**Data records**
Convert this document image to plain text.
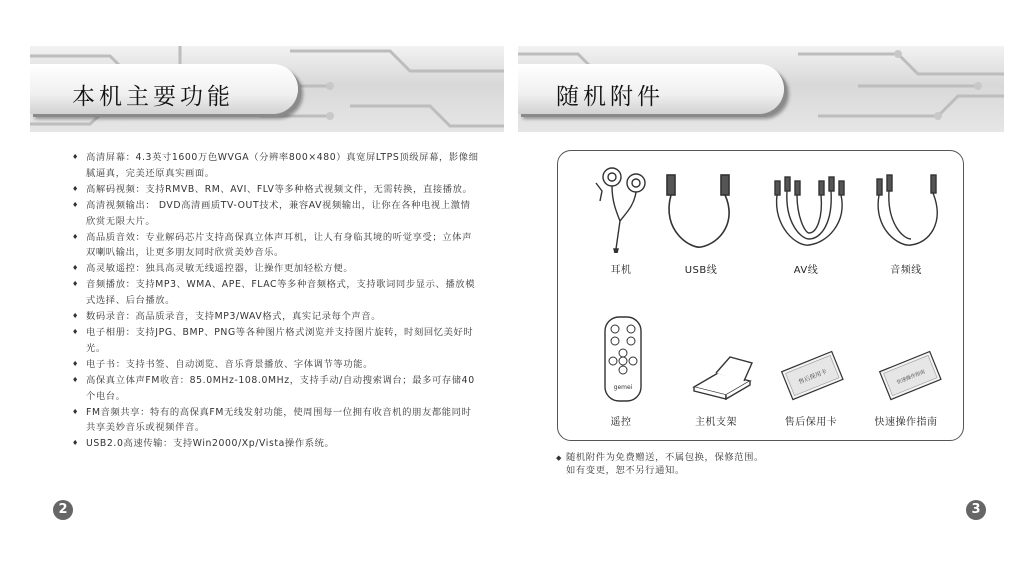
本机主要功能	随机附件
♦ 高清屏幕：4.3英寸1600万色WVGA（分辨率800×480）真宽屏LTPS顶级屏幕，影像细腻逼真，完美还原真实画面。
♦ 高解码视频：支持RMVB、RM、AVI、FLV等多种格式视频文件，无需转换，直接播放。
♦ 高清视频输出： DVD高清画质TV-OUT技术，兼容AV视频输出，让你在各种电视上激情欣赏无限大片。
♦ 高品质音效：专业解码芯片支持高保真立体声耳机，让人有身临其境的听觉享受；立体声双喇叭输出，让更多朋友同时欣赏美妙音乐。
♦ 高灵敏遥控：独具高灵敏无线遥控器，让操作更加轻松方便。
♦ 音频播放：支持MP3、WMA、APE、FLAC等多种音频格式，支持歌词同步显示、播放模式选择、后台播放。
♦ 数码录音：高品质录音，支持MP3/WAV格式，真实记录每个声音。
♦ 电子相册：支持JPG、BMP、PNG等各种图片格式浏览并支持图片旋转，时刻回忆美好时光。
♦ 电子书：支持书签、自动浏览、音乐背景播放、字体调节等功能。
♦ 高保真立体声FM收音：85.0MHz-108.0MHz，支持手动/自动搜索调台；最多可存储40个电台。
♦ FM音频共享：特有的高保真FM无线发射功能，使周围每一位拥有收音机的朋友都能同时共享美妙音乐或视频伴音。
♦ USB2.0高速传输：支持Win2000/Xp/Vista操作系统。
耳机	USB线	AV线	音频线
gemei
遥控	主机支架
售后保用卡
售后保用卡
快速操作指南
快速操作指南
◆ 随机附件为免费赠送，不属包换，保修范围。

如有变更，恕不另行通知。

2	3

**What the task asks**
Copy the listing exactly. Any image in it stays out of the copy.

**Task output**
Convert this document image to plain text.
本机主要功能	随机附件
♦ 高清屏幕：4.3英寸1600万色WVGA（分辨率800×480）真宽屏LTPS顶级屏幕，影像细腻逼真，完美还原真实画面。
♦ 高解码视频：支持RMVB、RM、AVI、FLV等多种格式视频文件，无需转换，直接播放。
♦ 高清视频输出： DVD高清画质TV-OUT技术，兼容AV视频输出，让你在各种电视上激情欣赏无限大片。
♦ 高品质音效：专业解码芯片支持高保真立体声耳机，让人有身临其境的听觉享受；立体声双喇叭输出，让更多朋友同时欣赏美妙音乐。
♦ 高灵敏遥控：独具高灵敏无线遥控器，让操作更加轻松方便。
♦ 音频播放：支持MP3、WMA、APE、FLAC等多种音频格式，支持歌词同步显示、播放模式选择、后台播放。
♦ 数码录音：高品质录音，支持MP3/WAV格式，真实记录每个声音。
♦ 电子相册：支持JPG、BMP、PNG等各种图片格式浏览并支持图片旋转，时刻回忆美好时光。
♦ 电子书：支持书签、自动浏览、音乐背景播放、字体调节等功能。
♦ 高保真立体声FM收音：85.0MHz-108.0MHz，支持手动/自动搜索调台；最多可存储40个电台。
♦ FM音频共享：特有的高保真FM无线发射功能，使周围每一位拥有收音机的朋友都能同时共享美妙音乐或视频伴音。
♦ USB2.0高速传输：支持Win2000/Xp/Vista操作系统。
耳机	USB线	AV线	音频线
gemei
遥控	主机支架
售后保用卡
售后保用卡
快速操作指南
快速操作指南
◆ 随机附件为免费赠送，不属包换，保修范围。

如有变更，恕不另行通知。

2	3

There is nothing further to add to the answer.